Objective
Wherever the string "right" appears in the listing, copy that line.

Records for processing
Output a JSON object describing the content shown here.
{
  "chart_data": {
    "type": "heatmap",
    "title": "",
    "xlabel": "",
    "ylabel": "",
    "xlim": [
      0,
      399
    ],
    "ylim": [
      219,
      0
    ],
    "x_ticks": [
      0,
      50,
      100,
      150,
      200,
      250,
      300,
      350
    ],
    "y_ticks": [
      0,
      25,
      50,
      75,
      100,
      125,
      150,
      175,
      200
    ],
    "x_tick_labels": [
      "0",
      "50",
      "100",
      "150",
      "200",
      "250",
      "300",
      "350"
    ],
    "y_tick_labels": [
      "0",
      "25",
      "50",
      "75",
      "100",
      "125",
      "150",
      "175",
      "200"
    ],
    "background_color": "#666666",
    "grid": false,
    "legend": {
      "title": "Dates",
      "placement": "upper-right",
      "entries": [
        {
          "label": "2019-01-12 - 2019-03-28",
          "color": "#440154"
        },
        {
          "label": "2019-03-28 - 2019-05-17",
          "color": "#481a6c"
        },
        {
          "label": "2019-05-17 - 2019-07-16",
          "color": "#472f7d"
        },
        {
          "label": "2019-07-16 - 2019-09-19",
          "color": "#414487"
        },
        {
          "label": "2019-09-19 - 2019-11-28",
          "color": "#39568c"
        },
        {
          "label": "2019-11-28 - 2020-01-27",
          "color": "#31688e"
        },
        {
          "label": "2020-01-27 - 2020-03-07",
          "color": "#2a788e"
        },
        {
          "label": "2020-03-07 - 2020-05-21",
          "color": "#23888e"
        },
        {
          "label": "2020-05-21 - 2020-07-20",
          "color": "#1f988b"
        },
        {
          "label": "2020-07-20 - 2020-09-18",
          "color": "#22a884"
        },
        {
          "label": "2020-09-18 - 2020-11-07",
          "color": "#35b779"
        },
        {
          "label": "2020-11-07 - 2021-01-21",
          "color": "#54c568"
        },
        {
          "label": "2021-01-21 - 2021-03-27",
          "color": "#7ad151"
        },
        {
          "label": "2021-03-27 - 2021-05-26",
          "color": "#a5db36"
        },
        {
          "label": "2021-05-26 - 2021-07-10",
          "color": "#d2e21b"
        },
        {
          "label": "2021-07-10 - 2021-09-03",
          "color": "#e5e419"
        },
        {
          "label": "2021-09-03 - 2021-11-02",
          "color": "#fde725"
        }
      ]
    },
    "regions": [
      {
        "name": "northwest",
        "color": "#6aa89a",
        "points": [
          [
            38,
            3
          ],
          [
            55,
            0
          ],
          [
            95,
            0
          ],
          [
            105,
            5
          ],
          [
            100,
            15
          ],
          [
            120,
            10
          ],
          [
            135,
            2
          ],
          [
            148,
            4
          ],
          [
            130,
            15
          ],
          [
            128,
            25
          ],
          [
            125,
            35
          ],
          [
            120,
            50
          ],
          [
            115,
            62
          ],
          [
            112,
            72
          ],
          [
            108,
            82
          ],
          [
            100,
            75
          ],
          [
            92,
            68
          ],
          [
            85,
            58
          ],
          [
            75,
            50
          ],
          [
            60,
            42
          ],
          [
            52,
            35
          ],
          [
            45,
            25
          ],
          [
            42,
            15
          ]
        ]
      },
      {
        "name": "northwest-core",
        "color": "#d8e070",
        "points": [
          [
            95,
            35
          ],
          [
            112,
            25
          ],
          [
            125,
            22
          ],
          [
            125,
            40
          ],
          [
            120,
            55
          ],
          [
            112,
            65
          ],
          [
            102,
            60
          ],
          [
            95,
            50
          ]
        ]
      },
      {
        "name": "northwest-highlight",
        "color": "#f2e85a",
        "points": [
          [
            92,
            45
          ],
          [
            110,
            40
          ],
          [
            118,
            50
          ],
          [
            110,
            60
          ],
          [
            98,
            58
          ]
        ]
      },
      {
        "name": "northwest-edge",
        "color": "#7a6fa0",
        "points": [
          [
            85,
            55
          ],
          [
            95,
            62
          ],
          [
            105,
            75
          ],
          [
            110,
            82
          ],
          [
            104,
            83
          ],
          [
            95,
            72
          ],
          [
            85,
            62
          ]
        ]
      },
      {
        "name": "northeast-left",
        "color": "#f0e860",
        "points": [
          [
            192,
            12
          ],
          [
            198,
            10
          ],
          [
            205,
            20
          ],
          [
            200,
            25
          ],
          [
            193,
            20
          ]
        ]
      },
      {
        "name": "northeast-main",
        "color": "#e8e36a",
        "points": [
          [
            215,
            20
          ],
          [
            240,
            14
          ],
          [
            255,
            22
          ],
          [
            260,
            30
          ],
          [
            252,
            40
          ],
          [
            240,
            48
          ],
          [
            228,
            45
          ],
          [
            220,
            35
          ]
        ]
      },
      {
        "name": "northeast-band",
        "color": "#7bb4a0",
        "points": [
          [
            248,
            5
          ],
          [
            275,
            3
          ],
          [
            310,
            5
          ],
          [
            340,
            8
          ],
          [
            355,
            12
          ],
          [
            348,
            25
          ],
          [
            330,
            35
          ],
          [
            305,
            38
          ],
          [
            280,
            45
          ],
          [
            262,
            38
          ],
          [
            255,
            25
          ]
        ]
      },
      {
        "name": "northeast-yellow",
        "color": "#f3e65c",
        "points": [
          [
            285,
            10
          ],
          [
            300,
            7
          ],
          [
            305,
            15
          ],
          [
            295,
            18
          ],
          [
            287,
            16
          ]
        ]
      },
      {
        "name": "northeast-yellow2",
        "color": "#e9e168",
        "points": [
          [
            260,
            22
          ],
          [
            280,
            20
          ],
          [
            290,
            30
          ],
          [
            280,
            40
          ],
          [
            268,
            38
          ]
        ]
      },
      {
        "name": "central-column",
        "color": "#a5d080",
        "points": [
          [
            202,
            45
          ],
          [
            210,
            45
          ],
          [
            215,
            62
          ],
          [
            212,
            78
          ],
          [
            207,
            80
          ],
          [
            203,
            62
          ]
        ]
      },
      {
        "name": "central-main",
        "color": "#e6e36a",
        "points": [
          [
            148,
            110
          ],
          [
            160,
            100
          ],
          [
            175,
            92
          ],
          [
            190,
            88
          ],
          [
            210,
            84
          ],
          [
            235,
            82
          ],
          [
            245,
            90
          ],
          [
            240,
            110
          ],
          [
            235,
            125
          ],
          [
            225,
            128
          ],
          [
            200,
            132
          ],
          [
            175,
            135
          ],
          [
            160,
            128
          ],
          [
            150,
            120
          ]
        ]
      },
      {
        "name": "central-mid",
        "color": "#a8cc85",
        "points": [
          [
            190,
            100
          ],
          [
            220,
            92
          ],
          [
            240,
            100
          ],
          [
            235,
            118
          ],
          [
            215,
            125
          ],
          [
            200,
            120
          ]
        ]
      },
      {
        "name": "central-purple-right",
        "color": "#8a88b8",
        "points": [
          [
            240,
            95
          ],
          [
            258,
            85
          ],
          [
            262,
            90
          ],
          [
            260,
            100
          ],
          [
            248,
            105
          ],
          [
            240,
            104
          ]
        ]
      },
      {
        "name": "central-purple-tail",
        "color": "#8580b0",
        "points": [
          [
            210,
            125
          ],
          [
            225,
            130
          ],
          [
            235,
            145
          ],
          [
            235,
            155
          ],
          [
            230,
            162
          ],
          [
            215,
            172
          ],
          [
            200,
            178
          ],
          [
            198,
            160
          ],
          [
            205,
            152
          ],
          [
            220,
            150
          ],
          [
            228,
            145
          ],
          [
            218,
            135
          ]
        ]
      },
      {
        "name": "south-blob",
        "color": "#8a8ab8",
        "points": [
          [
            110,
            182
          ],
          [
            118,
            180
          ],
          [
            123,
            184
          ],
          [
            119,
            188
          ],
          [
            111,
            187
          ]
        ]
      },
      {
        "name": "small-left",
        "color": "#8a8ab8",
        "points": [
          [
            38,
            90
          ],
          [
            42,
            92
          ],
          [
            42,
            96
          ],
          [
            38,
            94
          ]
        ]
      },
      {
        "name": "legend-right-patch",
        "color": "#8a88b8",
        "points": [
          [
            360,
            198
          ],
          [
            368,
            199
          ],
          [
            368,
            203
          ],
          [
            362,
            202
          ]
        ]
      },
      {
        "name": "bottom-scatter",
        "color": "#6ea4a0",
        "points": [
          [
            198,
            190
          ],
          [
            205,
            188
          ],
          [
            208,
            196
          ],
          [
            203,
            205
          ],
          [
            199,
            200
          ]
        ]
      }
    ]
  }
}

Result of this exercise
      "placement": "upper-right",
        "name": "central-purple-right",
        "name": "legend-right-patch",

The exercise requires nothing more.